▸ Your instructions
Every record should be written out exactly, with the pictures left out.

▸ Items
========================================

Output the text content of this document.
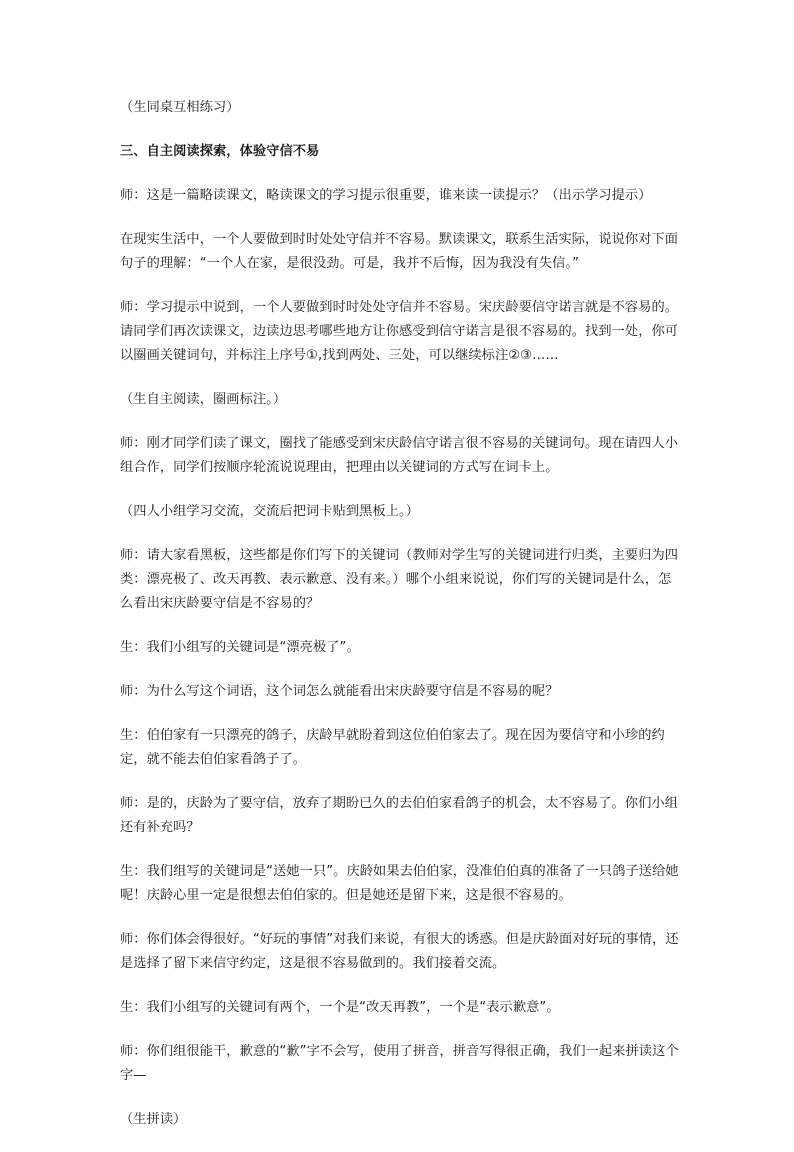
（生同桌互相练习）

三、自主阅读探索，体验守信不易

师：这是一篇略读课文，略读课文的学习提示很重要，谁来读一读提示？（出示学习提示）

在现实生活中，一个人要做到时时处处守信并不容易。默读课文，联系生活实际，说说你对下面句子的理解：“一个人在家，是很没劲。可是，我并不后悔，因为我没有失信。”

师：学习提示中说到，一个人要做到时时处处守信并不容易。宋庆龄要信守诺言就是不容易的。请同学们再次读课文，边读边思考哪些地方让你感受到信守诺言是很不容易的。找到一处，你可以圈画关键词句，并标注上序号①,找到两处、三处，可以继续标注②③……

（生自主阅读，圈画标注。）

师：刚才同学们读了课文，圈找了能感受到宋庆龄信守诺言很不容易的关键词句。现在请四人小组合作，同学们按顺序轮流说说理由，把理由以关键词的方式写在词卡上。

（四人小组学习交流，交流后把词卡贴到黑板上。）

师：请大家看黑板，这些都是你们写下的关键词（教师对学生写的关键词进行归类，主要归为四类：漂亮极了、改天再教、表示歉意、没有来。）哪个小组来说说，你们写的关键词是什么，怎么看出宋庆龄要守信是不容易的？

生：我们小组写的关键词是“漂亮极了”。

师：为什么写这个词语，这个词怎么就能看出宋庆龄要守信是不容易的呢？

生：伯伯家有一只漂亮的鸽子，庆龄早就盼着到这位伯伯家去了。现在因为要信守和小珍的约定，就不能去伯伯家看鸽子了。

师：是的，庆龄为了要守信，放弃了期盼已久的去伯伯家看鸽子的机会，太不容易了。你们小组还有补充吗？

生：我们组写的关键词是“送她一只”。庆龄如果去伯伯家，没准伯伯真的准备了一只鸽子送给她呢！庆龄心里一定是很想去伯伯家的。但是她还是留下来，这是很不容易的。

师：你们体会得很好。“好玩的事情”对我们来说，有很大的诱惑。但是庆龄面对好玩的事情，还是选择了留下来信守约定，这是很不容易做到的。我们接着交流。

生：我们小组写的关键词有两个，一个是“改天再教”，一个是“表示歉意”。

师：你们组很能干，歉意的“歉”字不会写，使用了拼音，拼音写得很正确，我们一起来拼读这个字—

（生拼读）
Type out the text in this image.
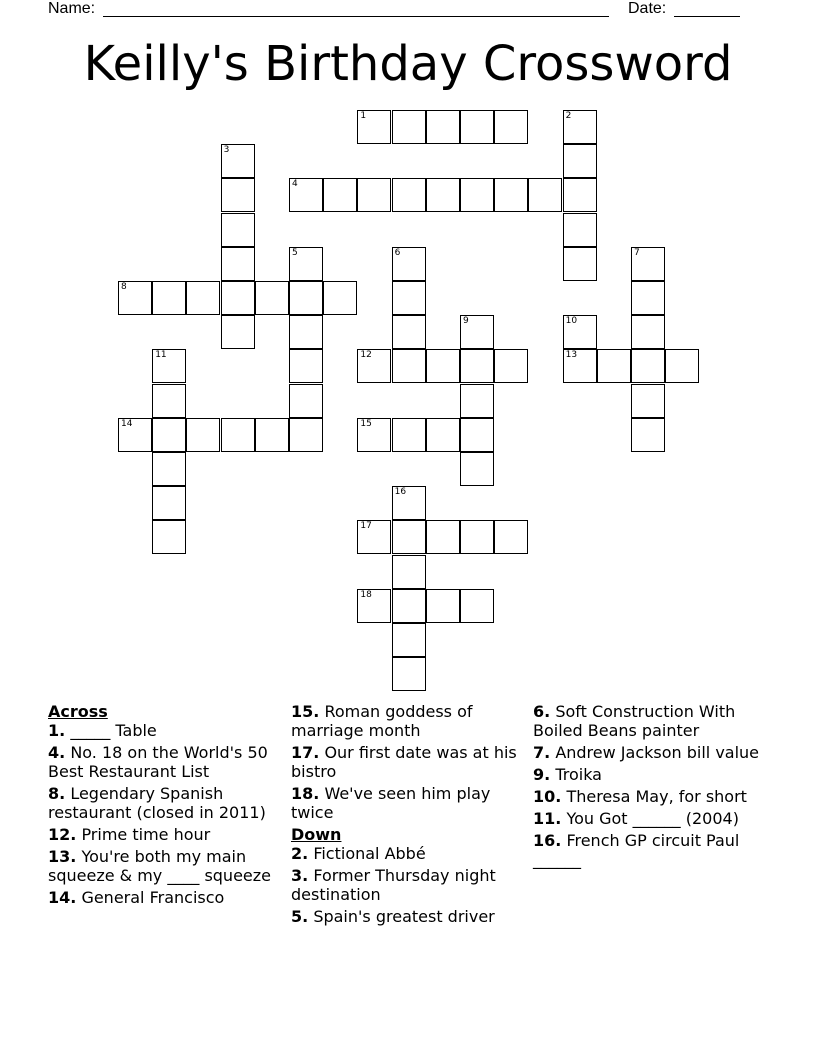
Name:	Date:
Keilly's Birthday Crossword
1	2
3
4
5	6	7
8
9	10
13
11	12
14	15
16
17
18
Across
1. _____ Table
4. No. 18 on the World's 50 Best Restaurant List
8. Legendary Spanish restaurant (closed in 2011)
12. Prime time hour
13. You're both my main squeeze & my ____ squeeze
14. General Francisco
15. Roman goddess of marriage month
17. Our first date was at his bistro
18. We've seen him play twice
Down
2. Fictional Abbé
3. Former Thursday night destination
5. Spain's greatest driver
6. Soft Construction With Boiled Beans painter
7. Andrew Jackson bill value
9. Troika
10. Theresa May, for short
11. You Got ______ (2004)
16. French GP circuit Paul ______
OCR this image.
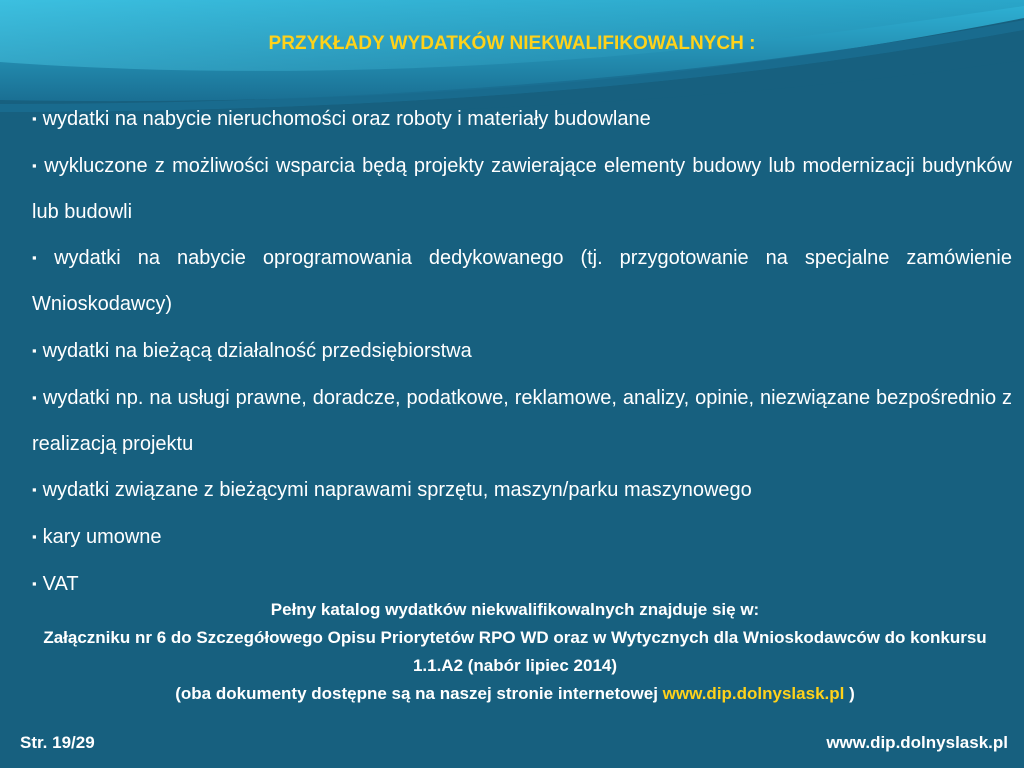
PRZYKŁADY WYDATKÓW NIEKWALIFIKOWALNYCH :

▪ wydatki na nabycie nieruchomości oraz roboty i materiały budowlane

▪ wykluczone z możliwości wsparcia będą projekty zawierające elementy budowy lub modernizacji budynków lub budowli

▪ wydatki na nabycie oprogramowania dedykowanego (tj. przygotowanie na specjalne zamówienie Wnioskodawcy)

▪ wydatki na bieżącą działalność przedsiębiorstwa

▪ wydatki np. na usługi prawne, doradcze, podatkowe, reklamowe, analizy, opinie, niezwiązane bezpośrednio z realizacją projektu

▪ wydatki związane z bieżącymi naprawami sprzętu, maszyn/parku maszynowego

▪ kary umowne

▪ VAT

Pełny katalog wydatków niekwalifikowalnych znajduje się w:

Załączniku nr 6 do Szczegółowego Opisu Priorytetów RPO WD oraz w Wytycznych dla Wnioskodawców do konkursu 1.1.A2 (nabór lipiec 2014)

(oba dokumenty dostępne są na naszej stronie internetowej www.dip.dolnyslask.pl )

Str. 19/29	www.dip.dolnyslask.pl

========================================

▸ Output below
Output the text content of this document.
（生同桌互相练习）

三、自主阅读探索，体验守信不易

师：这是一篇略读课文，略读课文的学习提示很重要，谁来读一读提示？（出示学习提示）

在现实生活中，一个人要做到时时处处守信并不容易。默读课文，联系生活实际，说说你对下面句子的理解：“一个人在家，是很没劲。可是，我并不后悔，因为我没有失信。”

师：学习提示中说到，一个人要做到时时处处守信并不容易。宋庆龄要信守诺言就是不容易的。请同学们再次读课文，边读边思考哪些地方让你感受到信守诺言是很不容易的。找到一处，你可以圈画关键词句，并标注上序号①,找到两处、三处，可以继续标注②③……

（生自主阅读，圈画标注。）

师：刚才同学们读了课文，圈找了能感受到宋庆龄信守诺言很不容易的关键词句。现在请四人小组合作，同学们按顺序轮流说说理由，把理由以关键词的方式写在词卡上。

（四人小组学习交流，交流后把词卡贴到黑板上。）

师：请大家看黑板，这些都是你们写下的关键词（教师对学生写的关键词进行归类，主要归为四类：漂亮极了、改天再教、表示歉意、没有来。）哪个小组来说说，你们写的关键词是什么，怎么看出宋庆龄要守信是不容易的？

生：我们小组写的关键词是“漂亮极了”。

师：为什么写这个词语，这个词怎么就能看出宋庆龄要守信是不容易的呢？

生：伯伯家有一只漂亮的鸽子，庆龄早就盼着到这位伯伯家去了。现在因为要信守和小珍的约定，就不能去伯伯家看鸽子了。

师：是的，庆龄为了要守信，放弃了期盼已久的去伯伯家看鸽子的机会，太不容易了。你们小组还有补充吗？

生：我们组写的关键词是“送她一只”。庆龄如果去伯伯家，没准伯伯真的准备了一只鸽子送给她呢！庆龄心里一定是很想去伯伯家的。但是她还是留下来，这是很不容易的。

师：你们体会得很好。“好玩的事情”对我们来说，有很大的诱惑。但是庆龄面对好玩的事情，还是选择了留下来信守约定，这是很不容易做到的。我们接着交流。

生：我们小组写的关键词有两个，一个是“改天再教”，一个是“表示歉意”。

师：你们组很能干，歉意的“歉”字不会写，使用了拼音，拼音写得很正确，我们一起来拼读这个字—

（生拼读）
Type out the text in this image.
Name:	Date:
Keilly's Birthday Crossword
1	2
3
4
5	6	7
8
9	10
13
11	12
14	15
16
17
18
Across
1. _____ Table
4. No. 18 on the World's 50 Best Restaurant List
8. Legendary Spanish restaurant (closed in 2011)
12. Prime time hour
13. You're both my main squeeze & my ____ squeeze
14. General Francisco
15. Roman goddess of marriage month
17. Our first date was at his bistro
18. We've seen him play twice
Down
2. Fictional Abbé
3. Former Thursday night destination
5. Spain's greatest driver
6. Soft Construction With Boiled Beans painter
7. Andrew Jackson bill value
9. Troika
10. Theresa May, for short
11. You Got ______ (2004)
16. French GP circuit Paul ______
OCR this image.
PRZYKŁADY WYDATKÓW NIEKWALIFIKOWALNYCH :

▪ wydatki na nabycie nieruchomości oraz roboty i materiały budowlane

▪ wykluczone z możliwości wsparcia będą projekty zawierające elementy budowy lub modernizacji budynków lub budowli

▪ wydatki na nabycie oprogramowania dedykowanego (tj. przygotowanie na specjalne zamówienie Wnioskodawcy)

▪ wydatki na bieżącą działalność przedsiębiorstwa

▪ wydatki np. na usługi prawne, doradcze, podatkowe, reklamowe, analizy, opinie, niezwiązane bezpośrednio z realizacją projektu

▪ wydatki związane z bieżącymi naprawami sprzętu, maszyn/parku maszynowego

▪ kary umowne

▪ VAT

Pełny katalog wydatków niekwalifikowalnych znajduje się w:

Załączniku nr 6 do Szczegółowego Opisu Priorytetów RPO WD oraz w Wytycznych dla Wnioskodawców do konkursu 1.1.A2 (nabór lipiec 2014)

(oba dokumenty dostępne są na naszej stronie internetowej www.dip.dolnyslask.pl )

Str. 19/29	www.dip.dolnyslask.pl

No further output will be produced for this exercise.